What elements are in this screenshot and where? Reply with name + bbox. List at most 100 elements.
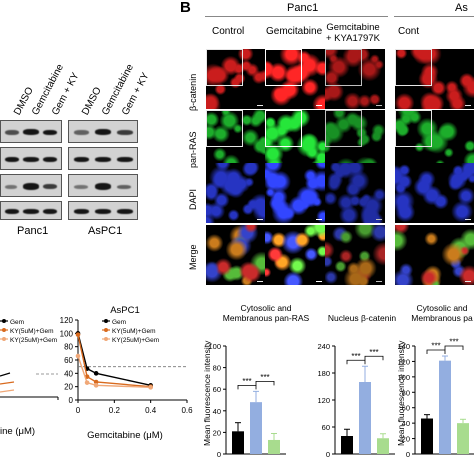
cell-line-label: AsPC1 bbox=[88, 225, 123, 237]
significance-bracket bbox=[255, 380, 275, 386]
beta-catenin-image bbox=[265, 49, 325, 109]
y-tick-label: 80 bbox=[213, 364, 221, 373]
bar bbox=[359, 382, 371, 454]
chart-title: AsPC1 bbox=[110, 305, 140, 316]
y-tick-label: 180 bbox=[317, 369, 330, 378]
y-tick-label: 20 bbox=[64, 383, 73, 392]
significance-bracket bbox=[364, 355, 384, 361]
series-line-ky25 bbox=[0, 389, 15, 393]
series-line-ky5 bbox=[0, 381, 15, 385]
y-tick-label: 120 bbox=[60, 316, 74, 325]
scale-bar bbox=[465, 104, 471, 106]
y-tick-label: 20 bbox=[402, 435, 410, 444]
y-tick-label: 40 bbox=[64, 369, 73, 378]
y-tick-label: 140 bbox=[397, 342, 410, 351]
scale-bar bbox=[465, 280, 471, 282]
y-tick-label: 40 bbox=[213, 407, 221, 416]
chart-title: Cytosolic and Membranous pa bbox=[411, 303, 473, 323]
legend: Gem KY(5uM)+Gem KY(25uM)+Gem bbox=[102, 319, 159, 344]
series-line bbox=[77, 334, 151, 388]
beta-catenin-image bbox=[325, 49, 385, 109]
column-header: Gemcitabine + KYA1797K bbox=[326, 22, 380, 44]
data-point bbox=[93, 379, 99, 385]
blot-strip bbox=[0, 174, 62, 197]
pan-ras-image bbox=[206, 110, 266, 170]
x-tick-label: 0.2 bbox=[109, 406, 121, 415]
series-line bbox=[77, 333, 151, 387]
row-label: β-catenin bbox=[188, 73, 198, 111]
blot-strip bbox=[0, 201, 62, 220]
bar bbox=[268, 439, 280, 454]
scale-bar bbox=[376, 104, 382, 106]
pan-ras-image bbox=[265, 110, 325, 170]
zoom-inset bbox=[395, 110, 432, 147]
significance-label: *** bbox=[431, 342, 440, 351]
zoom-inset bbox=[325, 110, 362, 147]
scale-bar bbox=[257, 104, 263, 106]
y-tick-label: 0 bbox=[406, 450, 410, 459]
cell-line-label: Panc1 bbox=[17, 225, 49, 237]
series-line bbox=[77, 355, 151, 389]
x-tick-label: 0.4 bbox=[145, 406, 157, 415]
dapi-image bbox=[265, 163, 325, 223]
x-axis-label: Gemcitabine (μM) bbox=[87, 430, 163, 441]
y-tick-label: 60 bbox=[322, 423, 330, 432]
significance-label: *** bbox=[260, 373, 269, 382]
y-tick-label: 120 bbox=[317, 396, 330, 405]
merge-image bbox=[325, 225, 385, 285]
pan-ras-image bbox=[325, 110, 385, 170]
bar bbox=[232, 431, 244, 454]
blot-strip bbox=[0, 120, 62, 143]
zoom-inset bbox=[265, 49, 302, 86]
blot-strip bbox=[68, 174, 138, 197]
y-tick-label: 60 bbox=[213, 385, 221, 394]
bar-charts: Cytosolic and Membranous pan-RAS Nucleus … bbox=[202, 303, 474, 459]
y-tick-label: 0 bbox=[217, 450, 221, 459]
zoom-inset bbox=[206, 110, 243, 147]
dose-response-chart-partial: Gem KY(5uM)+Gem KY(25uM)+Gem ine (μM) bbox=[0, 319, 59, 437]
beta-catenin-image bbox=[206, 49, 266, 109]
cell-line-header: As bbox=[455, 2, 468, 14]
panel-label: B bbox=[180, 0, 191, 16]
significance-label: *** bbox=[449, 338, 458, 347]
significance-label: *** bbox=[369, 348, 378, 357]
significance-label: *** bbox=[242, 377, 251, 386]
scale-bar bbox=[316, 218, 322, 220]
row-label: Merge bbox=[188, 244, 198, 270]
legend-entry: KY(25uM)+Gem bbox=[112, 337, 159, 344]
y-tick-label: 100 bbox=[397, 373, 410, 382]
beta-catenin-image bbox=[395, 49, 474, 109]
y-axis-label: Mean fluorescence intensity bbox=[396, 340, 406, 446]
scale-bar bbox=[316, 280, 322, 282]
series-line-gem bbox=[0, 372, 11, 377]
chart-title: Nucleus β-catenin bbox=[328, 313, 396, 323]
scale-bar bbox=[376, 280, 382, 282]
blot-strip bbox=[68, 120, 138, 143]
data-point bbox=[75, 353, 81, 359]
significance-bracket bbox=[237, 384, 257, 390]
column-header: Control bbox=[212, 26, 245, 37]
scale-bar bbox=[257, 280, 263, 282]
y-tick-label: 80 bbox=[64, 343, 73, 352]
y-tick-label: 40 bbox=[402, 419, 410, 428]
data-point bbox=[93, 383, 99, 388]
column-header: Gemcitabine bbox=[266, 26, 323, 37]
data-point bbox=[148, 385, 153, 390]
chart-title: Cytosolic and Membranous pan-RAS bbox=[223, 303, 310, 323]
row-label: pan-RAS bbox=[188, 131, 198, 168]
x-axis-label: ine (μM) bbox=[0, 426, 35, 437]
y-tick-label: 0 bbox=[326, 450, 330, 459]
bar bbox=[377, 438, 389, 454]
blot-strip bbox=[68, 201, 138, 220]
y-tick-label: 100 bbox=[60, 329, 74, 338]
scale-bar bbox=[465, 218, 471, 220]
merge-image bbox=[206, 225, 266, 285]
dapi-image bbox=[395, 163, 474, 223]
bar bbox=[250, 402, 262, 454]
zoom-inset bbox=[395, 49, 432, 86]
legend-entry: KY(5uM)+Gem bbox=[112, 328, 156, 335]
zoom-inset bbox=[265, 110, 302, 147]
scale-bar bbox=[376, 218, 382, 220]
legend-entry: Gem bbox=[10, 319, 24, 326]
dapi-image bbox=[206, 163, 266, 223]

(Given instruction)
Please repeat the listing above exactly, line for line, and leave out any pictures.

(Answer to this problem)
What elements are in this screenshot and where? Reply with name + bbox. List at most 100 elements.
cell-line-label: AsPC1 bbox=[88, 225, 123, 237]
significance-bracket bbox=[255, 380, 275, 386]
beta-catenin-image bbox=[265, 49, 325, 109]
y-tick-label: 80 bbox=[213, 364, 221, 373]
bar bbox=[359, 382, 371, 454]
chart-title: AsPC1 bbox=[110, 305, 140, 316]
y-tick-label: 180 bbox=[317, 369, 330, 378]
y-tick-label: 20 bbox=[64, 383, 73, 392]
significance-bracket bbox=[364, 355, 384, 361]
series-line-ky25 bbox=[0, 389, 15, 393]
series-line-ky5 bbox=[0, 381, 15, 385]
y-tick-label: 120 bbox=[60, 316, 74, 325]
scale-bar bbox=[465, 104, 471, 106]
y-tick-label: 20 bbox=[402, 435, 410, 444]
y-tick-label: 40 bbox=[64, 369, 73, 378]
y-tick-label: 140 bbox=[397, 342, 410, 351]
scale-bar bbox=[465, 280, 471, 282]
y-tick-label: 40 bbox=[213, 407, 221, 416]
chart-title: Cytosolic and Membranous pa bbox=[411, 303, 473, 323]
legend: Gem KY(5uM)+Gem KY(25uM)+Gem bbox=[102, 319, 159, 344]
series-line bbox=[77, 334, 151, 388]
beta-catenin-image bbox=[325, 49, 385, 109]
column-header: Gemcitabine + KYA1797K bbox=[326, 22, 380, 44]
data-point bbox=[93, 379, 99, 385]
blot-strip bbox=[0, 174, 62, 197]
pan-ras-image bbox=[206, 110, 266, 170]
x-tick-label: 0.2 bbox=[109, 406, 121, 415]
series-line bbox=[77, 333, 151, 387]
row-label: β-catenin bbox=[188, 73, 198, 111]
blot-strip bbox=[0, 201, 62, 220]
bar bbox=[268, 439, 280, 454]
scale-bar bbox=[376, 104, 382, 106]
pan-ras-image bbox=[265, 110, 325, 170]
zoom-inset bbox=[395, 110, 432, 147]
significance-label: *** bbox=[431, 342, 440, 351]
zoom-inset bbox=[325, 110, 362, 147]
scale-bar bbox=[257, 104, 263, 106]
y-tick-label: 0 bbox=[406, 450, 410, 459]
cell-line-label: Panc1 bbox=[17, 225, 49, 237]
series-line bbox=[77, 355, 151, 389]
x-tick-label: 0.4 bbox=[145, 406, 157, 415]
dapi-image bbox=[265, 163, 325, 223]
x-axis-label: Gemcitabine (μM) bbox=[87, 430, 163, 441]
y-tick-label: 60 bbox=[322, 423, 330, 432]
significance-label: *** bbox=[260, 373, 269, 382]
y-tick-label: 120 bbox=[317, 396, 330, 405]
merge-image bbox=[325, 225, 385, 285]
pan-ras-image bbox=[325, 110, 385, 170]
bar bbox=[232, 431, 244, 454]
blot-strip bbox=[0, 120, 62, 143]
zoom-inset bbox=[265, 49, 302, 86]
blot-strip bbox=[68, 174, 138, 197]
y-tick-label: 60 bbox=[213, 385, 221, 394]
bar-charts: Cytosolic and Membranous pan-RAS Nucleus … bbox=[202, 303, 474, 459]
y-tick-label: 0 bbox=[217, 450, 221, 459]
zoom-inset bbox=[206, 110, 243, 147]
dose-response-chart-partial: Gem KY(5uM)+Gem KY(25uM)+Gem ine (μM) bbox=[0, 319, 59, 437]
beta-catenin-image bbox=[206, 49, 266, 109]
cell-line-header: As bbox=[455, 2, 468, 14]
panel-label: B bbox=[180, 0, 191, 16]
significance-label: *** bbox=[449, 338, 458, 347]
significance-label: *** bbox=[369, 348, 378, 357]
significance-label: *** bbox=[242, 377, 251, 386]
scale-bar bbox=[316, 218, 322, 220]
row-label: Merge bbox=[188, 244, 198, 270]
legend-entry: KY(25uM)+Gem bbox=[112, 337, 159, 344]
y-tick-label: 100 bbox=[397, 373, 410, 382]
beta-catenin-image bbox=[395, 49, 474, 109]
y-axis-label: Mean fluorescence intensity bbox=[396, 340, 406, 446]
scale-bar bbox=[316, 280, 322, 282]
series-line-gem bbox=[0, 372, 11, 377]
chart-title: Nucleus β-catenin bbox=[328, 313, 396, 323]
scale-bar bbox=[376, 280, 382, 282]
blot-strip bbox=[68, 120, 138, 143]
data-point bbox=[75, 353, 81, 359]
significance-bracket bbox=[237, 384, 257, 390]
column-header: Control bbox=[212, 26, 245, 37]
scale-bar bbox=[257, 280, 263, 282]
y-tick-label: 80 bbox=[64, 343, 73, 352]
y-tick-label: 40 bbox=[402, 419, 410, 428]
data-point bbox=[93, 383, 99, 388]
column-header: Gemcitabine bbox=[266, 26, 323, 37]
data-point bbox=[148, 385, 153, 390]
chart-title: Cytosolic and Membranous pan-RAS bbox=[223, 303, 310, 323]
row-label: pan-RAS bbox=[188, 131, 198, 168]
x-axis-label: ine (μM) bbox=[0, 426, 35, 437]
y-tick-label: 0 bbox=[326, 450, 330, 459]
bar bbox=[377, 438, 389, 454]
blot-strip bbox=[68, 201, 138, 220]
y-tick-label: 100 bbox=[60, 329, 74, 338]
scale-bar bbox=[465, 218, 471, 220]
merge-image bbox=[206, 225, 266, 285]
dapi-image bbox=[395, 163, 474, 223]
bar bbox=[250, 402, 262, 454]
zoom-inset bbox=[395, 49, 432, 86]
legend-entry: KY(5uM)+Gem bbox=[112, 328, 156, 335]
zoom-inset bbox=[265, 110, 302, 147]
scale-bar bbox=[376, 218, 382, 220]
legend-entry: Gem bbox=[10, 319, 24, 326]
dapi-image bbox=[206, 163, 266, 223]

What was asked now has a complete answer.